▶ [DATA SHOWN]

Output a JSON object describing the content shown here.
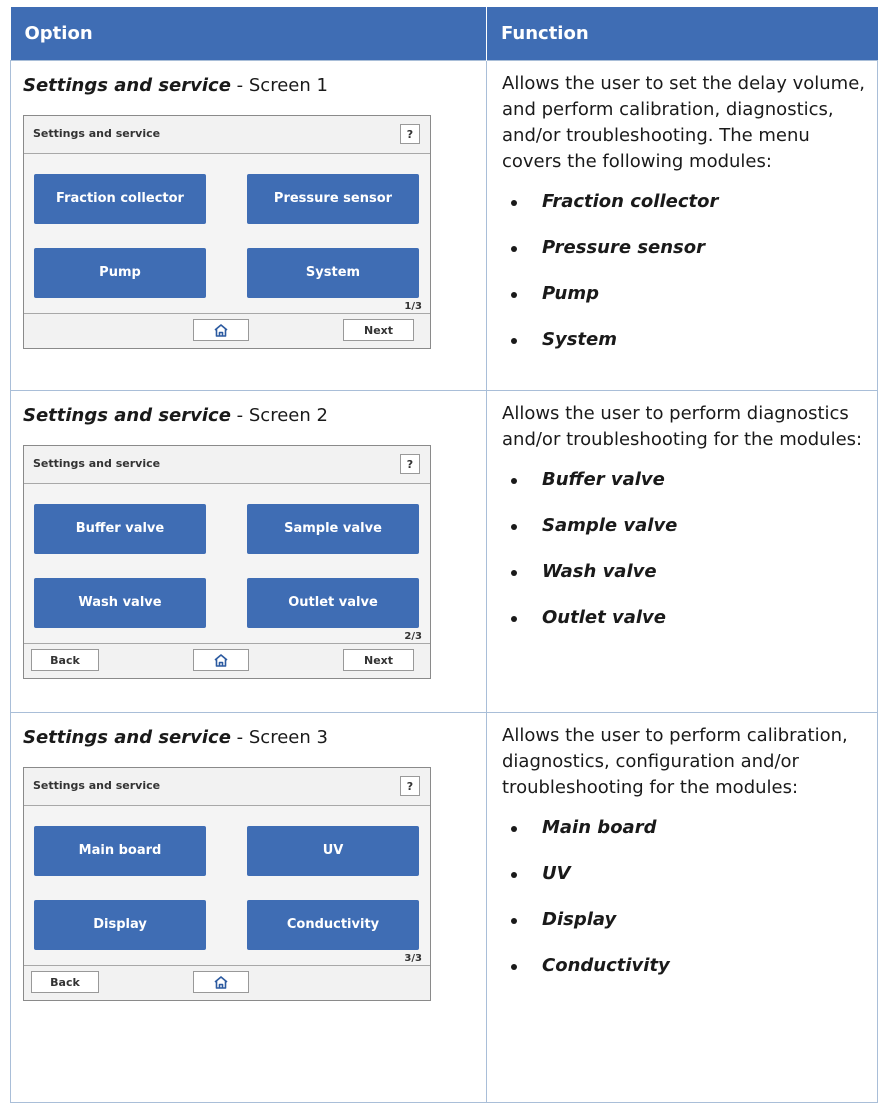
{
  "table": {
    "header": {
      "option": "Option",
      "function": "Function"
    },
    "rows": [
      {
        "option_bold": "Settings and service",
        "option_rest": " - Screen 1",
        "screen": {
          "title": "Settings and service",
          "help": "?",
          "tiles": [
            "Fraction collector",
            "Pressure sensor",
            "Pump",
            "System"
          ],
          "pager": "1/3",
          "back": "",
          "next": "Next"
        },
        "description": "Allows the user to set the delay volume, and perform calibration, diagnostics, and/or troubleshooting. The menu covers the following modules:",
        "modules": [
          "Fraction collector",
          "Pressure sensor",
          "Pump",
          "System"
        ]
      },
      {
        "option_bold": "Settings and service",
        "option_rest": " - Screen 2",
        "screen": {
          "title": "Settings and service",
          "help": "?",
          "tiles": [
            "Buffer valve",
            "Sample valve",
            "Wash valve",
            "Outlet valve"
          ],
          "pager": "2/3",
          "back": "Back",
          "next": "Next"
        },
        "description": "Allows the user to perform diagnostics and/or troubleshooting for the modules:",
        "modules": [
          "Buffer valve",
          "Sample valve",
          "Wash valve",
          "Outlet valve"
        ]
      },
      {
        "option_bold": "Settings and service",
        "option_rest": " - Screen 3",
        "screen": {
          "title": "Settings and service",
          "help": "?",
          "tiles": [
            "Main board",
            "UV",
            "Display",
            "Conductivity"
          ],
          "pager": "3/3",
          "back": "Back",
          "next": ""
        },
        "description": "Allows the user to perform calibration, diagnostics, configuration and/or troubleshooting for the modules:",
        "modules": [
          "Main board",
          "UV",
          "Display",
          "Conductivity"
        ]
      }
    ]
  }
}
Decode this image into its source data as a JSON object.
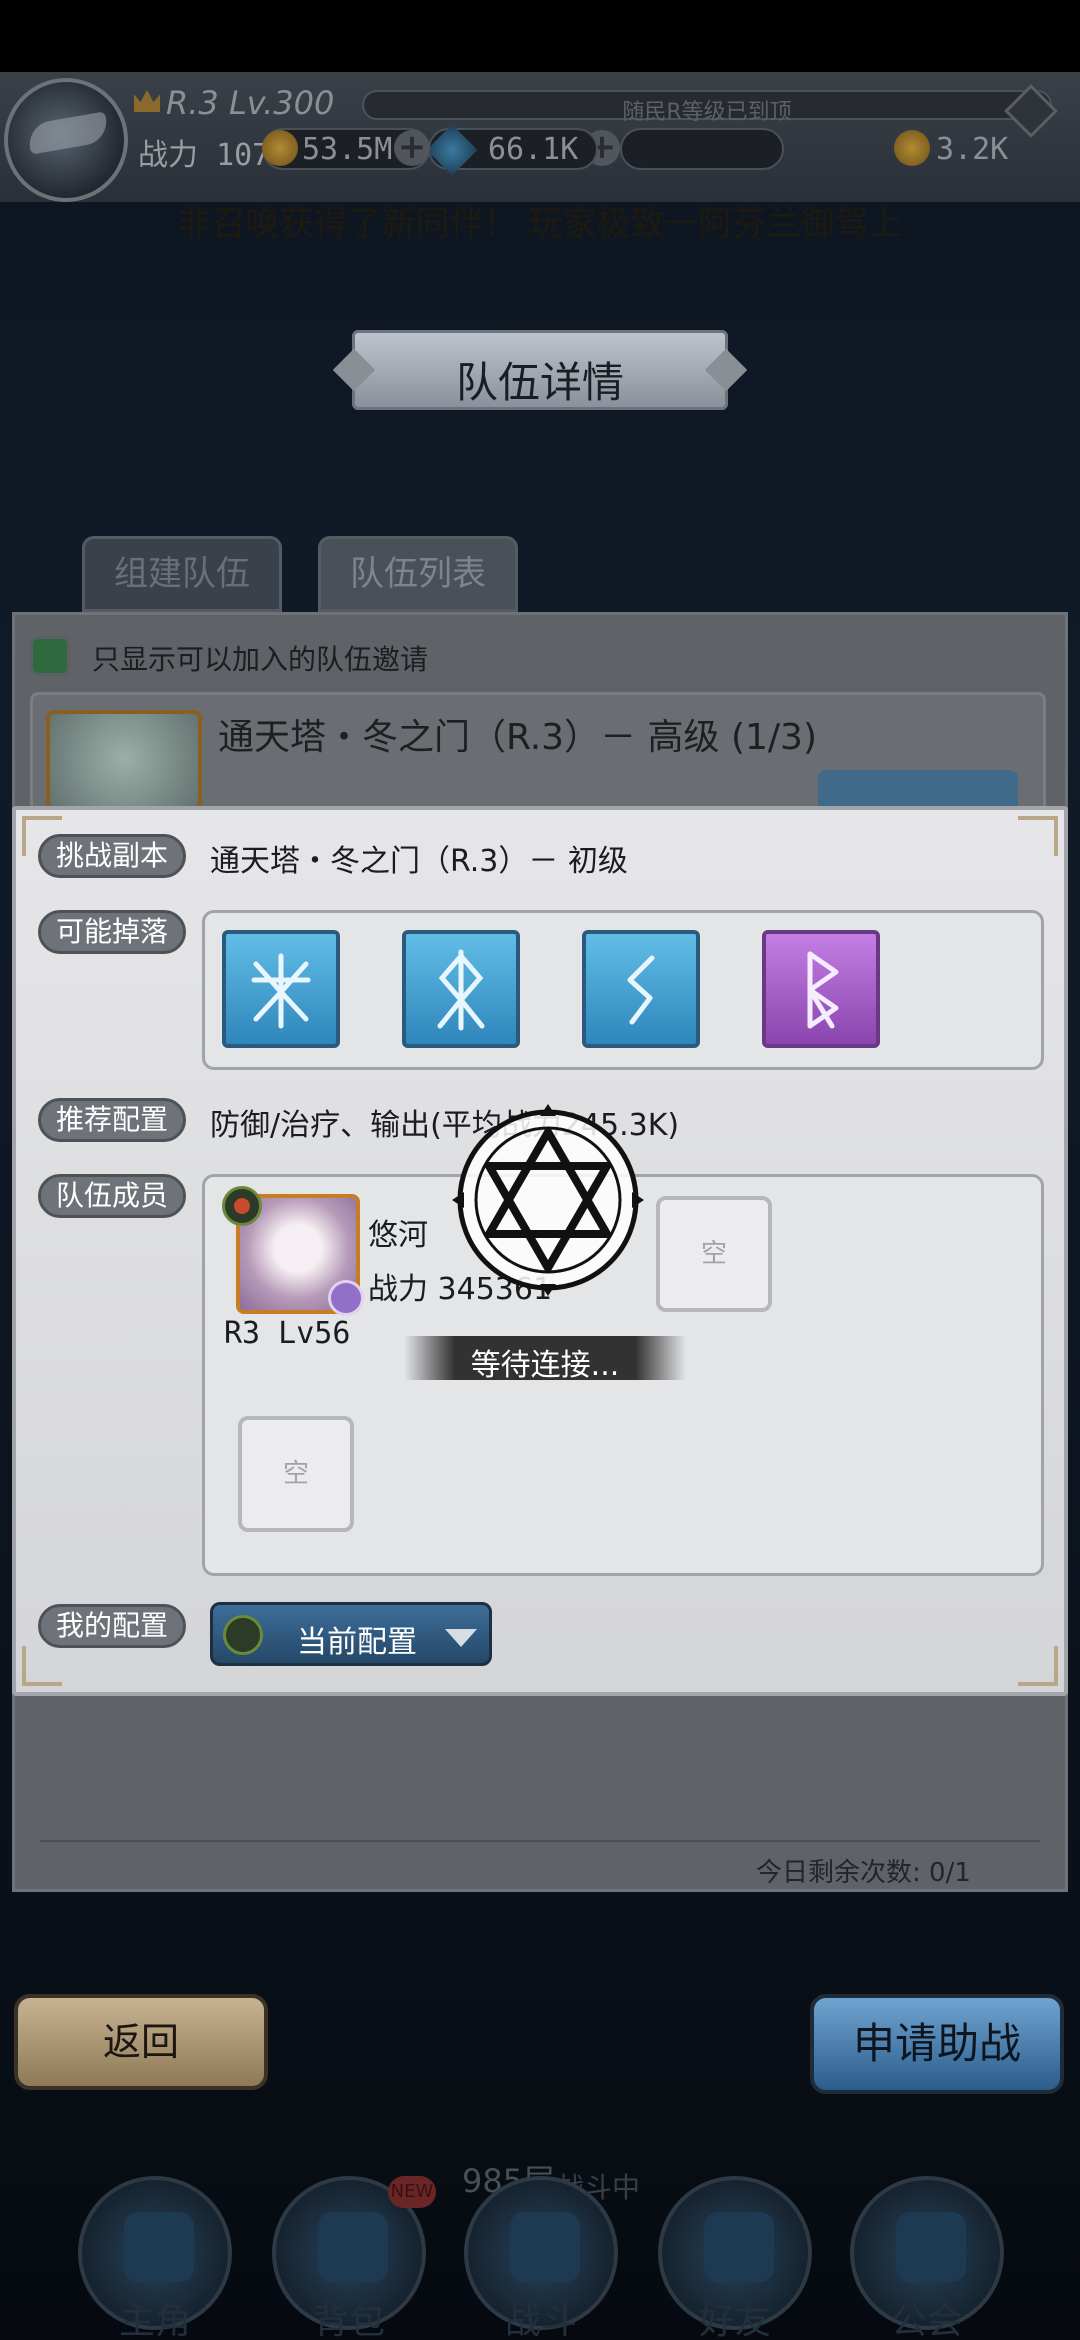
{
  "hud": {
    "rank": "R.3 Lv.300",
    "exp_text": "随民R等级已到顶",
    "power_label": "战力",
    "power_value": "1076906",
    "gold": "53.5M",
    "gems": "66.1K",
    "coins": "3.2K",
    "ticker": "非召唤获得了新同伴！ 玩家极致一阿芬兰御驾上"
  },
  "title": "队伍详情",
  "tabs": [
    "组建队伍",
    "队伍列表"
  ],
  "list": {
    "checkbox_label": "只显示可以加入的队伍邀请",
    "row_title": "通天塔・冬之门（R.3）－ 高级 (1/3)",
    "remaining": "今日剩余次数: 0/1"
  },
  "modal": {
    "challenge_tag": "挑战副本",
    "challenge_value": "通天塔・冬之门（R.3）－ 初级",
    "drops_tag": "可能掉落",
    "recommend_tag": "推荐配置",
    "recommend_value": "防御/治疗、输出(平均战力245.3K)",
    "members_tag": "队伍成员",
    "member": {
      "name": "悠河",
      "power": "战力 345361",
      "level": "R3 Lv56"
    },
    "empty_label": "空",
    "my_config_tag": "我的配置",
    "config_value": "当前配置"
  },
  "loading": {
    "text": "等待连接..."
  },
  "buttons": {
    "back": "返回",
    "apply": "申请助战"
  },
  "bottom": {
    "floor": "985层",
    "status": "战斗中",
    "new_badge": "NEW",
    "nav": [
      "主角",
      "背包",
      "战斗",
      "好友",
      "公会"
    ]
  },
  "colors": {
    "rune_blue": "#3f9fd4",
    "rune_purple": "#a85fcc",
    "tag_gray": "#6e7379",
    "apply_blue": "#2c5d8a"
  }
}
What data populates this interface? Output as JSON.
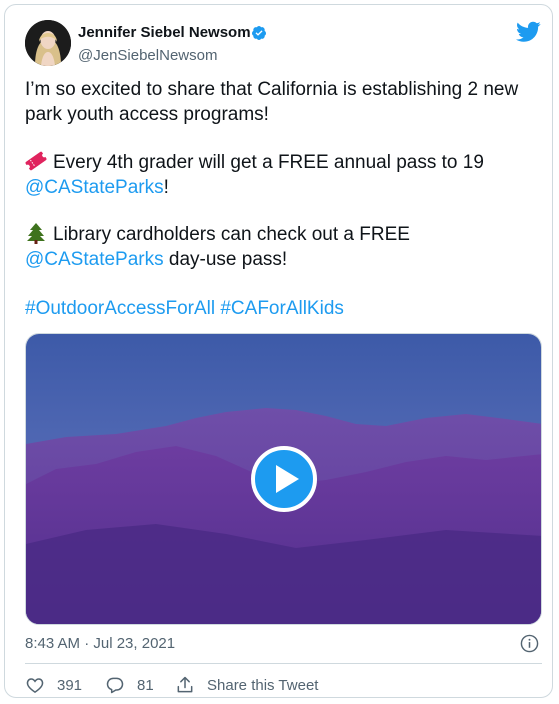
{
  "author": {
    "name": "Jennifer Siebel Newsom",
    "handle": "@JenSiebelNewsom"
  },
  "tweet": {
    "line1": "I’m so excited to share that California is establishing 2 new",
    "line2": "park youth access programs!",
    "item1_text": "Every 4th grader will get a FREE annual pass to 19",
    "item1_link": "@CAStateParks",
    "item1_tail": "!",
    "item2_text": "Library cardholders can check out a FREE",
    "item2_link": "@CAStateParks",
    "item2_tail": " day-use pass!",
    "hashtag1": "#OutdoorAccessForAll",
    "hashtag2": "#CAForAllKids"
  },
  "media": {
    "type": "video",
    "icon": "play-icon"
  },
  "timestamp": "8:43 AM · Jul 23, 2021",
  "actions": {
    "likes": "391",
    "replies": "81",
    "share_label": "Share this Tweet"
  },
  "colors": {
    "link": "#1d9bf0",
    "text": "#0f1419",
    "muted": "#536471",
    "border": "#cfd9de",
    "twitter_blue": "#1d9bf0"
  }
}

▶ [DIRECTION] Within the listing above, work out how many lines contain the string "FREE", and reply with that number only.

▶ [ANSWER TO THIS TASK] 2